Data supplied:
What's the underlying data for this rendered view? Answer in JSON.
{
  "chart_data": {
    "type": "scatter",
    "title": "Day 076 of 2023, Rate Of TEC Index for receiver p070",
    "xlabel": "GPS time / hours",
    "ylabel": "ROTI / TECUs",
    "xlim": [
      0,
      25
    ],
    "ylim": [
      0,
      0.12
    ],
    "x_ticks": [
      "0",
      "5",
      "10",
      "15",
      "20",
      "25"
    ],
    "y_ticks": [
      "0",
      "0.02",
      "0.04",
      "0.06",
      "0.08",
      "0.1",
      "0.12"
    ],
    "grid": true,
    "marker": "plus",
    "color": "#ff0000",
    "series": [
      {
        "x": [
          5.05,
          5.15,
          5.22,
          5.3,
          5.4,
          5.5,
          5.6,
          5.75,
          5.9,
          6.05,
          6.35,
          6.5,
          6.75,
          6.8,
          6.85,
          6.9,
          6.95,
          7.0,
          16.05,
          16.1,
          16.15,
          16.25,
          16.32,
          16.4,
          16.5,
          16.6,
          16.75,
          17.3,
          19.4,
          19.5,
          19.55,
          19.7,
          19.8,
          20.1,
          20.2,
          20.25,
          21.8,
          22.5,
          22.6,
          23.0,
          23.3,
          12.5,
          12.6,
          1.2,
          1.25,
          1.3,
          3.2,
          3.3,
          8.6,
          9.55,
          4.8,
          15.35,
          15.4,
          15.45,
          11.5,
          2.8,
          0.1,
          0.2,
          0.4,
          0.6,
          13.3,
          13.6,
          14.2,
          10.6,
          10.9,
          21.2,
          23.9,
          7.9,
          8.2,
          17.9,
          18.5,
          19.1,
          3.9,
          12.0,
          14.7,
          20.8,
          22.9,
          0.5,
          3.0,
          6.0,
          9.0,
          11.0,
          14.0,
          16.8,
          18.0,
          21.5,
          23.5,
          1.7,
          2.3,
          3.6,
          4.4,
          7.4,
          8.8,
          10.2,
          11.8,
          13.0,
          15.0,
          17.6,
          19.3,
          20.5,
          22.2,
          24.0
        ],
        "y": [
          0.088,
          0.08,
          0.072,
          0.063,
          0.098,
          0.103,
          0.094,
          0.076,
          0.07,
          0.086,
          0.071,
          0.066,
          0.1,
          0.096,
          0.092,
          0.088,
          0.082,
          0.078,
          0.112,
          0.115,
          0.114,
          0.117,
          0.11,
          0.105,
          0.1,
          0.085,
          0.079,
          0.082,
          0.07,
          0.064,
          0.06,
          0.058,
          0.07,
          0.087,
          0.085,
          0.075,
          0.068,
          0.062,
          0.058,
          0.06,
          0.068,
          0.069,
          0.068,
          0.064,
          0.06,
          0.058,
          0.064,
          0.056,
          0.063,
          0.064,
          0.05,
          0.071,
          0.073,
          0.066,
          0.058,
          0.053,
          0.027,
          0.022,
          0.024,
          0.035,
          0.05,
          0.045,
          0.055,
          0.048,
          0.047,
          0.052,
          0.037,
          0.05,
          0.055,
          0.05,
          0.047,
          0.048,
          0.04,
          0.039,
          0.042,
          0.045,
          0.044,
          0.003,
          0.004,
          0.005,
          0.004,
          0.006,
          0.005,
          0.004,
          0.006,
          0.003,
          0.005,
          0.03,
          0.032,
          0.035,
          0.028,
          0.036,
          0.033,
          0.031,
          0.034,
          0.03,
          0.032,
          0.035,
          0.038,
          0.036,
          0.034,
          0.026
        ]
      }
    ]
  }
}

Exercise directions: Nothing may be left out: return each entry exactly as it reads.

Output for this task:
What's the underlying data for this rendered view? Answer in JSON.
{
  "chart_data": {
    "type": "scatter",
    "title": "Day 076 of 2023, Rate Of TEC Index for receiver p070",
    "xlabel": "GPS time / hours",
    "ylabel": "ROTI / TECUs",
    "xlim": [
      0,
      25
    ],
    "ylim": [
      0,
      0.12
    ],
    "x_ticks": [
      "0",
      "5",
      "10",
      "15",
      "20",
      "25"
    ],
    "y_ticks": [
      "0",
      "0.02",
      "0.04",
      "0.06",
      "0.08",
      "0.1",
      "0.12"
    ],
    "grid": true,
    "marker": "plus",
    "color": "#ff0000",
    "series": [
      {
        "x": [
          5.05,
          5.15,
          5.22,
          5.3,
          5.4,
          5.5,
          5.6,
          5.75,
          5.9,
          6.05,
          6.35,
          6.5,
          6.75,
          6.8,
          6.85,
          6.9,
          6.95,
          7.0,
          16.05,
          16.1,
          16.15,
          16.25,
          16.32,
          16.4,
          16.5,
          16.6,
          16.75,
          17.3,
          19.4,
          19.5,
          19.55,
          19.7,
          19.8,
          20.1,
          20.2,
          20.25,
          21.8,
          22.5,
          22.6,
          23.0,
          23.3,
          12.5,
          12.6,
          1.2,
          1.25,
          1.3,
          3.2,
          3.3,
          8.6,
          9.55,
          4.8,
          15.35,
          15.4,
          15.45,
          11.5,
          2.8,
          0.1,
          0.2,
          0.4,
          0.6,
          13.3,
          13.6,
          14.2,
          10.6,
          10.9,
          21.2,
          23.9,
          7.9,
          8.2,
          17.9,
          18.5,
          19.1,
          3.9,
          12.0,
          14.7,
          20.8,
          22.9,
          0.5,
          3.0,
          6.0,
          9.0,
          11.0,
          14.0,
          16.8,
          18.0,
          21.5,
          23.5,
          1.7,
          2.3,
          3.6,
          4.4,
          7.4,
          8.8,
          10.2,
          11.8,
          13.0,
          15.0,
          17.6,
          19.3,
          20.5,
          22.2,
          24.0
        ],
        "y": [
          0.088,
          0.08,
          0.072,
          0.063,
          0.098,
          0.103,
          0.094,
          0.076,
          0.07,
          0.086,
          0.071,
          0.066,
          0.1,
          0.096,
          0.092,
          0.088,
          0.082,
          0.078,
          0.112,
          0.115,
          0.114,
          0.117,
          0.11,
          0.105,
          0.1,
          0.085,
          0.079,
          0.082,
          0.07,
          0.064,
          0.06,
          0.058,
          0.07,
          0.087,
          0.085,
          0.075,
          0.068,
          0.062,
          0.058,
          0.06,
          0.068,
          0.069,
          0.068,
          0.064,
          0.06,
          0.058,
          0.064,
          0.056,
          0.063,
          0.064,
          0.05,
          0.071,
          0.073,
          0.066,
          0.058,
          0.053,
          0.027,
          0.022,
          0.024,
          0.035,
          0.05,
          0.045,
          0.055,
          0.048,
          0.047,
          0.052,
          0.037,
          0.05,
          0.055,
          0.05,
          0.047,
          0.048,
          0.04,
          0.039,
          0.042,
          0.045,
          0.044,
          0.003,
          0.004,
          0.005,
          0.004,
          0.006,
          0.005,
          0.004,
          0.006,
          0.003,
          0.005,
          0.03,
          0.032,
          0.035,
          0.028,
          0.036,
          0.033,
          0.031,
          0.034,
          0.03,
          0.032,
          0.035,
          0.038,
          0.036,
          0.034,
          0.026
        ]
      }
    ]
  }
}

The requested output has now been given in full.